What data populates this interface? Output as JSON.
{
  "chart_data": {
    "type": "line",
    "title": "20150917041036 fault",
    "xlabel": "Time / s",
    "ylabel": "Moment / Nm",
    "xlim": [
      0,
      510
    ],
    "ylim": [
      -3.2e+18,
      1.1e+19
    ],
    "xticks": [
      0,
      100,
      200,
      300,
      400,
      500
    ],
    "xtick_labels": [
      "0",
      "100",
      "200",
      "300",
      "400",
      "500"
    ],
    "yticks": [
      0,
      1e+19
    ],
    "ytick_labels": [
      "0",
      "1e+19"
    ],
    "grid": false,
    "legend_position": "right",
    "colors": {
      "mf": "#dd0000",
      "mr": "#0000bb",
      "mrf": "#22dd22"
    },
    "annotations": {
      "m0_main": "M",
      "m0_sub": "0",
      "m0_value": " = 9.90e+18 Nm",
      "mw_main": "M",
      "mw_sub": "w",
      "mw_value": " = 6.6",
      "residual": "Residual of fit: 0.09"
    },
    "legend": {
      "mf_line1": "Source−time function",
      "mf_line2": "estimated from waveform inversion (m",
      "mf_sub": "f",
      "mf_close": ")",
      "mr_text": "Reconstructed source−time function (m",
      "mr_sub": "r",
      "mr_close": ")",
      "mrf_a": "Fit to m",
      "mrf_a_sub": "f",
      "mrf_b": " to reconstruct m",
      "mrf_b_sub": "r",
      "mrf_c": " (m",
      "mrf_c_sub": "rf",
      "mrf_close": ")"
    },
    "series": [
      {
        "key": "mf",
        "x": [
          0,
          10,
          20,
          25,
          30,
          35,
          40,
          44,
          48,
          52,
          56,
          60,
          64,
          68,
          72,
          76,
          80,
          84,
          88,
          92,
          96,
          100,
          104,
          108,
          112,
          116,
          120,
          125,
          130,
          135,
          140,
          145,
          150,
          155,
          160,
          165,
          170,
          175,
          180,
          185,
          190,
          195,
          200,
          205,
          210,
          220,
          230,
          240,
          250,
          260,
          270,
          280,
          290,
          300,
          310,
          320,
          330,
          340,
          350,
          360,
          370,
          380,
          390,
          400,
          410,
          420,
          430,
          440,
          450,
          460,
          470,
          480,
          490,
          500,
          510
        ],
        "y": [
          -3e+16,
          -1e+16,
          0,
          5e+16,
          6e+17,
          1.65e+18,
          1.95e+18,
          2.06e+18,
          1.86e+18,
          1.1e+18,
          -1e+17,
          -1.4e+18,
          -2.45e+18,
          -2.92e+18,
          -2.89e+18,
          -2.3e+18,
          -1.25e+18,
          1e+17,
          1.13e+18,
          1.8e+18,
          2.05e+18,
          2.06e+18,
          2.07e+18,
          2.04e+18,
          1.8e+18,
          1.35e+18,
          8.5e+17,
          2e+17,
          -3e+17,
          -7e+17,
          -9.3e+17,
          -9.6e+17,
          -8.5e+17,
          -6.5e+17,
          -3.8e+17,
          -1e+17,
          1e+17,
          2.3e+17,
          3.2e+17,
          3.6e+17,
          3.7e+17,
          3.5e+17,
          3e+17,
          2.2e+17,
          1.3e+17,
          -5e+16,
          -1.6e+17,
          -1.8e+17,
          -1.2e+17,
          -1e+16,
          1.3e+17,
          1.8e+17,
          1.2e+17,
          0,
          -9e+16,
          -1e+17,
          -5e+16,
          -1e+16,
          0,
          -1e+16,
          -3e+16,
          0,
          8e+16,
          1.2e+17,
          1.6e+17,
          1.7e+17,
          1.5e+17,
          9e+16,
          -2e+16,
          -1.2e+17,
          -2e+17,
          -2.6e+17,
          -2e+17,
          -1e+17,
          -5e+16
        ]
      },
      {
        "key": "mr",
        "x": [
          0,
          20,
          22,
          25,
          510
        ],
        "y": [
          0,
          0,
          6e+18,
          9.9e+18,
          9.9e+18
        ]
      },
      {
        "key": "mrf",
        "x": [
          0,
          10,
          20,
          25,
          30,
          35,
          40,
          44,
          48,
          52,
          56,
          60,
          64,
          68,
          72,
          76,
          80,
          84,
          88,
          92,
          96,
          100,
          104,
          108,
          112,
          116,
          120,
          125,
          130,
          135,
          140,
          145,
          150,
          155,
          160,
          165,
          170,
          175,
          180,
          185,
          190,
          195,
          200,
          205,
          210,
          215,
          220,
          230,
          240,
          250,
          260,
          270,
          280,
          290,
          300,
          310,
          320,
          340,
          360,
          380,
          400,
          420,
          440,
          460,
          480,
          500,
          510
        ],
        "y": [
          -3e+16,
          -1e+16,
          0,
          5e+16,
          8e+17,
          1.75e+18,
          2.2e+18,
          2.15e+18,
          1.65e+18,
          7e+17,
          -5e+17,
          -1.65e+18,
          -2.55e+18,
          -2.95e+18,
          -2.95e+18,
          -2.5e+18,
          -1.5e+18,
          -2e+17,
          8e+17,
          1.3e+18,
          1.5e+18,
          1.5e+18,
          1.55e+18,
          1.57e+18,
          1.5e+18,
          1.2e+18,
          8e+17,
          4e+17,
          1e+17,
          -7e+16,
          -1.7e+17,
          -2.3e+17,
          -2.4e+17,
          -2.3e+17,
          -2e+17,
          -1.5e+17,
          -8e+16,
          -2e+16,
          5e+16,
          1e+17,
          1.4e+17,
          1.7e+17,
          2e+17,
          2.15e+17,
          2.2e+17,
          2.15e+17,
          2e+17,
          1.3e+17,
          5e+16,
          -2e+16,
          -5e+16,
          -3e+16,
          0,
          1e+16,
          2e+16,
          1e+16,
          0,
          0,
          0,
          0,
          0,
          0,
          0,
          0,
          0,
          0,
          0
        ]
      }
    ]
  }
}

### PROBLEM:
Copy every record exactly, with nothing added or dropped.

### RESULT FOR THIS EXERCISE:
What data populates this interface? Output as JSON.
{
  "chart_data": {
    "type": "line",
    "title": "20150917041036 fault",
    "xlabel": "Time / s",
    "ylabel": "Moment / Nm",
    "xlim": [
      0,
      510
    ],
    "ylim": [
      -3.2e+18,
      1.1e+19
    ],
    "xticks": [
      0,
      100,
      200,
      300,
      400,
      500
    ],
    "xtick_labels": [
      "0",
      "100",
      "200",
      "300",
      "400",
      "500"
    ],
    "yticks": [
      0,
      1e+19
    ],
    "ytick_labels": [
      "0",
      "1e+19"
    ],
    "grid": false,
    "legend_position": "right",
    "colors": {
      "mf": "#dd0000",
      "mr": "#0000bb",
      "mrf": "#22dd22"
    },
    "annotations": {
      "m0_main": "M",
      "m0_sub": "0",
      "m0_value": " = 9.90e+18 Nm",
      "mw_main": "M",
      "mw_sub": "w",
      "mw_value": " = 6.6",
      "residual": "Residual of fit: 0.09"
    },
    "legend": {
      "mf_line1": "Source−time function",
      "mf_line2": "estimated from waveform inversion (m",
      "mf_sub": "f",
      "mf_close": ")",
      "mr_text": "Reconstructed source−time function (m",
      "mr_sub": "r",
      "mr_close": ")",
      "mrf_a": "Fit to m",
      "mrf_a_sub": "f",
      "mrf_b": " to reconstruct m",
      "mrf_b_sub": "r",
      "mrf_c": " (m",
      "mrf_c_sub": "rf",
      "mrf_close": ")"
    },
    "series": [
      {
        "key": "mf",
        "x": [
          0,
          10,
          20,
          25,
          30,
          35,
          40,
          44,
          48,
          52,
          56,
          60,
          64,
          68,
          72,
          76,
          80,
          84,
          88,
          92,
          96,
          100,
          104,
          108,
          112,
          116,
          120,
          125,
          130,
          135,
          140,
          145,
          150,
          155,
          160,
          165,
          170,
          175,
          180,
          185,
          190,
          195,
          200,
          205,
          210,
          220,
          230,
          240,
          250,
          260,
          270,
          280,
          290,
          300,
          310,
          320,
          330,
          340,
          350,
          360,
          370,
          380,
          390,
          400,
          410,
          420,
          430,
          440,
          450,
          460,
          470,
          480,
          490,
          500,
          510
        ],
        "y": [
          -3e+16,
          -1e+16,
          0,
          5e+16,
          6e+17,
          1.65e+18,
          1.95e+18,
          2.06e+18,
          1.86e+18,
          1.1e+18,
          -1e+17,
          -1.4e+18,
          -2.45e+18,
          -2.92e+18,
          -2.89e+18,
          -2.3e+18,
          -1.25e+18,
          1e+17,
          1.13e+18,
          1.8e+18,
          2.05e+18,
          2.06e+18,
          2.07e+18,
          2.04e+18,
          1.8e+18,
          1.35e+18,
          8.5e+17,
          2e+17,
          -3e+17,
          -7e+17,
          -9.3e+17,
          -9.6e+17,
          -8.5e+17,
          -6.5e+17,
          -3.8e+17,
          -1e+17,
          1e+17,
          2.3e+17,
          3.2e+17,
          3.6e+17,
          3.7e+17,
          3.5e+17,
          3e+17,
          2.2e+17,
          1.3e+17,
          -5e+16,
          -1.6e+17,
          -1.8e+17,
          -1.2e+17,
          -1e+16,
          1.3e+17,
          1.8e+17,
          1.2e+17,
          0,
          -9e+16,
          -1e+17,
          -5e+16,
          -1e+16,
          0,
          -1e+16,
          -3e+16,
          0,
          8e+16,
          1.2e+17,
          1.6e+17,
          1.7e+17,
          1.5e+17,
          9e+16,
          -2e+16,
          -1.2e+17,
          -2e+17,
          -2.6e+17,
          -2e+17,
          -1e+17,
          -5e+16
        ]
      },
      {
        "key": "mr",
        "x": [
          0,
          20,
          22,
          25,
          510
        ],
        "y": [
          0,
          0,
          6e+18,
          9.9e+18,
          9.9e+18
        ]
      },
      {
        "key": "mrf",
        "x": [
          0,
          10,
          20,
          25,
          30,
          35,
          40,
          44,
          48,
          52,
          56,
          60,
          64,
          68,
          72,
          76,
          80,
          84,
          88,
          92,
          96,
          100,
          104,
          108,
          112,
          116,
          120,
          125,
          130,
          135,
          140,
          145,
          150,
          155,
          160,
          165,
          170,
          175,
          180,
          185,
          190,
          195,
          200,
          205,
          210,
          215,
          220,
          230,
          240,
          250,
          260,
          270,
          280,
          290,
          300,
          310,
          320,
          340,
          360,
          380,
          400,
          420,
          440,
          460,
          480,
          500,
          510
        ],
        "y": [
          -3e+16,
          -1e+16,
          0,
          5e+16,
          8e+17,
          1.75e+18,
          2.2e+18,
          2.15e+18,
          1.65e+18,
          7e+17,
          -5e+17,
          -1.65e+18,
          -2.55e+18,
          -2.95e+18,
          -2.95e+18,
          -2.5e+18,
          -1.5e+18,
          -2e+17,
          8e+17,
          1.3e+18,
          1.5e+18,
          1.5e+18,
          1.55e+18,
          1.57e+18,
          1.5e+18,
          1.2e+18,
          8e+17,
          4e+17,
          1e+17,
          -7e+16,
          -1.7e+17,
          -2.3e+17,
          -2.4e+17,
          -2.3e+17,
          -2e+17,
          -1.5e+17,
          -8e+16,
          -2e+16,
          5e+16,
          1e+17,
          1.4e+17,
          1.7e+17,
          2e+17,
          2.15e+17,
          2.2e+17,
          2.15e+17,
          2e+17,
          1.3e+17,
          5e+16,
          -2e+16,
          -5e+16,
          -3e+16,
          0,
          1e+16,
          2e+16,
          1e+16,
          0,
          0,
          0,
          0,
          0,
          0,
          0,
          0,
          0,
          0,
          0
        ]
      }
    ]
  }
}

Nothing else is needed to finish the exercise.